• **Passage given**

Blue and Red Things (2nd edition)

Laura Solomon

POETRY  |  $14 $10

January 2007
Read an excerpt

First Banshee

It comes out of arson
bearing aprons of berries.
It comes in stealth,
not by night,
but by prolonged days
that resemble the final
white cinders.
By a river without warning
it comes in pith,
with wings at the shoulder,
blades at the breath,
to turn water into anything
but ice is a miracle.

So long as we have poets like Laura Soloman, we have hope.

Ron Silliman

About the Author

Laura Solomon was born in 1976 in Birmingham, Alabama. Her books include Bivouac (Slope Editions, 2002), Blue and Red Things (UDP, 2007), and The Hermit (UDP, 2011). Other publications include a chapbook, Letters by which Sisters Will Know Brothers (Katalanché Press 2005) and Haiku des Pierres / Haiku of Stones by Jacques Poullaoueq, a translation from the French with Sika Fakambi (Editions Apogée, 2006). Her poetry was recently included in the anthology Poets on Painters (Witchita State Press 2007), has appeared in magazines across North America and Europe and has been translated into ten languages. Most recently she has lived in Paris, Philadelphia, and Verona, Italy.

• **Exercise 1**
According to the Blue and Red Things book page, in what year and city was Laura Solomon born?
• **Exercise 2**
Pick up the Blue and Red Things book page after its final sentence and continue it.

• **Record set**
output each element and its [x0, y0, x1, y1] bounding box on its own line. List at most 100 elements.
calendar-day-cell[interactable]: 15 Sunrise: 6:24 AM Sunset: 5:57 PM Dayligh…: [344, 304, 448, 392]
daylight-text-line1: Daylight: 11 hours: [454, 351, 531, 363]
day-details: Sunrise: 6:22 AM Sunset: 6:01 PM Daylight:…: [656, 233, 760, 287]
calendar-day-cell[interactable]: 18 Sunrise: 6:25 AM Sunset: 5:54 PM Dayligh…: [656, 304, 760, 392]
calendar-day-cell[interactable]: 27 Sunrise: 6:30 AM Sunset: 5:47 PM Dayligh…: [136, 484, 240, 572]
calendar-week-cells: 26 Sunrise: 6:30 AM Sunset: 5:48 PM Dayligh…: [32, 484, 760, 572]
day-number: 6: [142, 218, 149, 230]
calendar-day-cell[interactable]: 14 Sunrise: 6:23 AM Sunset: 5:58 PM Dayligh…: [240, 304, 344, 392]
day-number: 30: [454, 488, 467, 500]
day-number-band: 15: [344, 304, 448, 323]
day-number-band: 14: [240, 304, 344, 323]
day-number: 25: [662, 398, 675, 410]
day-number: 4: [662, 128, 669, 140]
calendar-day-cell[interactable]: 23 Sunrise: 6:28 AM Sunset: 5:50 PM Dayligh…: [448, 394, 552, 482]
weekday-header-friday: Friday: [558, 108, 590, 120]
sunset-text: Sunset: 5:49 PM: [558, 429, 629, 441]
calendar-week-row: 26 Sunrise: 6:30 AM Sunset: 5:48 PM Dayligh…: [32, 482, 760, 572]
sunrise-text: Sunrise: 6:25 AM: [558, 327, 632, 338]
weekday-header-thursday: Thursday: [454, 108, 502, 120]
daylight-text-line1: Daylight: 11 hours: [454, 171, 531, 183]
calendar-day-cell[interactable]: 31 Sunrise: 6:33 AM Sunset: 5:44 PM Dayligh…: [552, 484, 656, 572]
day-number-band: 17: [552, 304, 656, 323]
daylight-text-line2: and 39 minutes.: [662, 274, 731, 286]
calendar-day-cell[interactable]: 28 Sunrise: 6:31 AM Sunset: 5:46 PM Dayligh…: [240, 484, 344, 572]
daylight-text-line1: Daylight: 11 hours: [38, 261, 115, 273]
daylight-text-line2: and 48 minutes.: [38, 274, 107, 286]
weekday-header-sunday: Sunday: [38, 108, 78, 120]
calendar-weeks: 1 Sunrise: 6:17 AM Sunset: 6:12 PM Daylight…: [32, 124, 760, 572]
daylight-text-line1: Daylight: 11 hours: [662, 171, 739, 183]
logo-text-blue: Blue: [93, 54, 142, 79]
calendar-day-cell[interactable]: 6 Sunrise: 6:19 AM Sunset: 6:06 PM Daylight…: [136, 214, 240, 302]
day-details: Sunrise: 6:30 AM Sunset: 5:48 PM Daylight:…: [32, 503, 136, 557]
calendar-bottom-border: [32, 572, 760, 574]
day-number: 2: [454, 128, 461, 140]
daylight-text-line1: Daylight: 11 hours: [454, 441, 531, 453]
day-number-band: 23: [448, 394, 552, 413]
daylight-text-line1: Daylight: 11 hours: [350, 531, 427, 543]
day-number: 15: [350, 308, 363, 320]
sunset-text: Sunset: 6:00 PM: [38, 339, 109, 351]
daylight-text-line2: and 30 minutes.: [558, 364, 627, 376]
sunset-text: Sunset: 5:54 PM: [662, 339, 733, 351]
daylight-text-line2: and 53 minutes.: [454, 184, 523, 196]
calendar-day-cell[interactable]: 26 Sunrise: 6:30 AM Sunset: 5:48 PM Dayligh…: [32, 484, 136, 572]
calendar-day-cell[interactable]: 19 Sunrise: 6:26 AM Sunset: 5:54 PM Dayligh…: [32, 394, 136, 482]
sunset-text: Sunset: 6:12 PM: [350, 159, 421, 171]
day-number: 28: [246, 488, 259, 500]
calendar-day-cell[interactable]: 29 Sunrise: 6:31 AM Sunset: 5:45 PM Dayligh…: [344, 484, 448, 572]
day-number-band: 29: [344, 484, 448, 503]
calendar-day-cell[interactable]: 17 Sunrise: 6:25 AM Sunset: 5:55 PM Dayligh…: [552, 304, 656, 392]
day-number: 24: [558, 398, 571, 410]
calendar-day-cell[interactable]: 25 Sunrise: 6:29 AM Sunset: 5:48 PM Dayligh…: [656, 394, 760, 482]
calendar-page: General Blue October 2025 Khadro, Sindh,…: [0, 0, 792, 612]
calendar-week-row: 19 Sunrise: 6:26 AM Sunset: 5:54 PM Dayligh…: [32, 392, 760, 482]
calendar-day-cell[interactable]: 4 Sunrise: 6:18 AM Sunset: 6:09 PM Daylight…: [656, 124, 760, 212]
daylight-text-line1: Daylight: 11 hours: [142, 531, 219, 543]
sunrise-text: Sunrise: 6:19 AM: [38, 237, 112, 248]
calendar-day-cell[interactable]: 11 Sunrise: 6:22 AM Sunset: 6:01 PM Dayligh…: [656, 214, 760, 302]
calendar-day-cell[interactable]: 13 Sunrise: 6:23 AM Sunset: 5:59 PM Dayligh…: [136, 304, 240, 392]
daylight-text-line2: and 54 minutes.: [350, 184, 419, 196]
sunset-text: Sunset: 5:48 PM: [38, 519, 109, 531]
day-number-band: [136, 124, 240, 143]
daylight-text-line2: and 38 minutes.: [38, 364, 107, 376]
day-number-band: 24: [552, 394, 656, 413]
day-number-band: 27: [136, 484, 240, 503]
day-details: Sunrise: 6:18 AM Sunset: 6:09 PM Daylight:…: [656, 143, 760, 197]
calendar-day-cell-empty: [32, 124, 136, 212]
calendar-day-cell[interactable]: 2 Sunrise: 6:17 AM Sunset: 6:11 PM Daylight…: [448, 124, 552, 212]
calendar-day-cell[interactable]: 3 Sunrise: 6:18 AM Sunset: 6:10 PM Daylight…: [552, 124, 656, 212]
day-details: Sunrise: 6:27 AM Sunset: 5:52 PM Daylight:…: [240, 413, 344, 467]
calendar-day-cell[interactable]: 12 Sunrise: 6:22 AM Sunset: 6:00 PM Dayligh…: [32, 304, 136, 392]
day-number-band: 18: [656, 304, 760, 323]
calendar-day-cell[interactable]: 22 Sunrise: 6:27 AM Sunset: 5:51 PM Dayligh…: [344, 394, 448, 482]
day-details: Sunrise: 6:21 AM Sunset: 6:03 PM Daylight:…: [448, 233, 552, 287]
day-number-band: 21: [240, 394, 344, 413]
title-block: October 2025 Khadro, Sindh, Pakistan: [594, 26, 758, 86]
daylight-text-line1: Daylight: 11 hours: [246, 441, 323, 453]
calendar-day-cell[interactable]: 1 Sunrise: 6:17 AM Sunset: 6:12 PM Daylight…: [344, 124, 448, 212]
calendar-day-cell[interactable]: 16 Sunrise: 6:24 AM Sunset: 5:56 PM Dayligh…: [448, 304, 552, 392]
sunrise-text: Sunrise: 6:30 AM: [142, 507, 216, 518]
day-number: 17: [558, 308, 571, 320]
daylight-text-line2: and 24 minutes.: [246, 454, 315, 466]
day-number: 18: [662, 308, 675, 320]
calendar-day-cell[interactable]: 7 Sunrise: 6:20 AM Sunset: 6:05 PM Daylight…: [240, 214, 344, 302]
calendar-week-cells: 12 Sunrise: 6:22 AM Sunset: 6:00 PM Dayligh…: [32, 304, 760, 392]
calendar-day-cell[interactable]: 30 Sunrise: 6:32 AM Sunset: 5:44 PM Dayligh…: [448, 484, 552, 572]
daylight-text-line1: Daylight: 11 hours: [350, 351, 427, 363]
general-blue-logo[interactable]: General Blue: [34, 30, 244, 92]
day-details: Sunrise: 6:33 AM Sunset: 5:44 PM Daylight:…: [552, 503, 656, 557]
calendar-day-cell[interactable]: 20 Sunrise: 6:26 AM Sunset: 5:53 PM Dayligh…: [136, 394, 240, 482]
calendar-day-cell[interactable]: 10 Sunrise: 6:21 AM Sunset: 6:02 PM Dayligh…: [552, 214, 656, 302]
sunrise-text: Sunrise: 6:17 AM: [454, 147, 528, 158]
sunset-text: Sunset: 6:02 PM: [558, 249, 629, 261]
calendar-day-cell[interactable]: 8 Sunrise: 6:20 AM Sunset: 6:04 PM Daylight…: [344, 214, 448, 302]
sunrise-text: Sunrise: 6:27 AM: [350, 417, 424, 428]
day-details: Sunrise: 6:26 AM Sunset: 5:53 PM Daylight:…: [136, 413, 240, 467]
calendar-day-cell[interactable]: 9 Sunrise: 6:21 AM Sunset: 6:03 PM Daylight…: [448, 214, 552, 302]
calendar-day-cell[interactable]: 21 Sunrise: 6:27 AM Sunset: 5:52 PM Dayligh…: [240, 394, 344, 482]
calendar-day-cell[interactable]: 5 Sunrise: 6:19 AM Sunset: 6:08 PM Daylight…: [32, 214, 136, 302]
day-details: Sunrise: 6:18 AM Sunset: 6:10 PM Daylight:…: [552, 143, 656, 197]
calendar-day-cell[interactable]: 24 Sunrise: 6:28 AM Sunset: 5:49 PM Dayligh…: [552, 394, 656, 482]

• **Answer 1**
She was born in 1976 in Birmingham, Alabama.

• **Answer 2**
Praise

Like ghosts, these poems will reinvent themselves in your soul each time you read them. Like objects from the other world, these blue and red things will help us all re-envision what little we know of life and death. If you miss this book, you will miss something you will need throughout your life and will be forever sorry and never replete.

Dorothea Lasky

Clouds pose and rupture, scald a ring in the sternum’s ear. Not simple prowess, this is Isis’ sibling, a white wren. The era of injured ruses intersects theorem street, becomes bivalve, spawns a sister. What part of the swoon is systemic? Solomon nurses starred sects. A red song reverberates blue. And the sky ceases to be American.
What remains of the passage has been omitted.